::: PROVIDED MATERIAL :::

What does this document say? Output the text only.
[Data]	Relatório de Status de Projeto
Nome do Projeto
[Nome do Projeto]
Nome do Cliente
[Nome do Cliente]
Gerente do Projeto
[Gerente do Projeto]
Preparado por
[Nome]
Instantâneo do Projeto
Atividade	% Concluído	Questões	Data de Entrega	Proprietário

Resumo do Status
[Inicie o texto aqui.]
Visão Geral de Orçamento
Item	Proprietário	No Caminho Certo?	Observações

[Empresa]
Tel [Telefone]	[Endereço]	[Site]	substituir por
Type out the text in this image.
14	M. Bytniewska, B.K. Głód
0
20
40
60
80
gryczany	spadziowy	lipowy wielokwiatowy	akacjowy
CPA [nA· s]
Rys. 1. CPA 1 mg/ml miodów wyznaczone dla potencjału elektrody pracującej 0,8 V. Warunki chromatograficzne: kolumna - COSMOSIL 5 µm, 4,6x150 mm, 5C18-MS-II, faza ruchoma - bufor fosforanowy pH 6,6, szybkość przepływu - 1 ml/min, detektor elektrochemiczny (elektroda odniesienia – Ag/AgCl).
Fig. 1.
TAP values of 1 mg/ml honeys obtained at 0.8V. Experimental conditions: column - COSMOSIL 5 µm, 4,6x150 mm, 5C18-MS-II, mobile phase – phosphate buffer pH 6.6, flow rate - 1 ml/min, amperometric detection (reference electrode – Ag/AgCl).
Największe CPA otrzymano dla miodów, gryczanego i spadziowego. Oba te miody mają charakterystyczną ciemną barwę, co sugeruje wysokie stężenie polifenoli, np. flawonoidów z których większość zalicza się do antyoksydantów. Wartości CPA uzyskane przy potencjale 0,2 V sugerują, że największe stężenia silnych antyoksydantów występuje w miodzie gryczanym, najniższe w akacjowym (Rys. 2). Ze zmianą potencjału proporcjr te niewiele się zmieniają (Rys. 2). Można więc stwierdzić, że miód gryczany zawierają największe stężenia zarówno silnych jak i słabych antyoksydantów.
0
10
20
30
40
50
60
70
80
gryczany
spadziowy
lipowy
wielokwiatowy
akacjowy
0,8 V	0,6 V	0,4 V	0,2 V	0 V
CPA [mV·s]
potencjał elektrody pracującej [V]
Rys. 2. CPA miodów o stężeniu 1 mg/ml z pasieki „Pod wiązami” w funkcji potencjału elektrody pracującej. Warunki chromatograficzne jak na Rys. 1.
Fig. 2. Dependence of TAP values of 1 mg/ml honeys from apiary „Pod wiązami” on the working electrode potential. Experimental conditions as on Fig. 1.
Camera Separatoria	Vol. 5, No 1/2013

:::

▶ **SET PROBLEM**:
Pick out the lines containing the word "potencjału" and show them.

▶ **OUTPUT BELOW**:
Rys. 1. CPA 1 mg/ml miodów wyznaczone dla potencjału elektrody pracującej 0,8 V. Warunki chromatograficzne: kolumna - COSMOSIL 5 µm, 4,6x150 mm, 5C18-MS-II, faza ruchoma - bufor fosforanowy pH 6,6, szybkość przepływu - 1 ml/min, detektor elektrochemiczny (elektroda odniesienia – Ag/AgCl).
Największe CPA otrzymano dla miodów, gryczanego i spadziowego. Oba te miody mają charakterystyczną ciemną barwę, co sugeruje wysokie stężenie polifenoli, np. flawonoidów z których większość zalicza się do antyoksydantów. Wartości CPA uzyskane przy potencjale 0,2 V sugerują, że największe stężenia silnych antyoksydantów występuje w miodzie gryczanym, najniższe w akacjowym (Rys. 2). Ze zmianą potencjału proporcjr te niewiele się zmieniają (Rys. 2). Można więc stwierdzić, że miód gryczany zawierają największe stężenia zarówno silnych jak i słabych antyoksydantów.
Rys. 2. CPA miodów o stężeniu 1 mg/ml z pasieki „Pod wiązami” w funkcji potencjału elektrody pracującej. Warunki chromatograficzne jak na Rys. 1.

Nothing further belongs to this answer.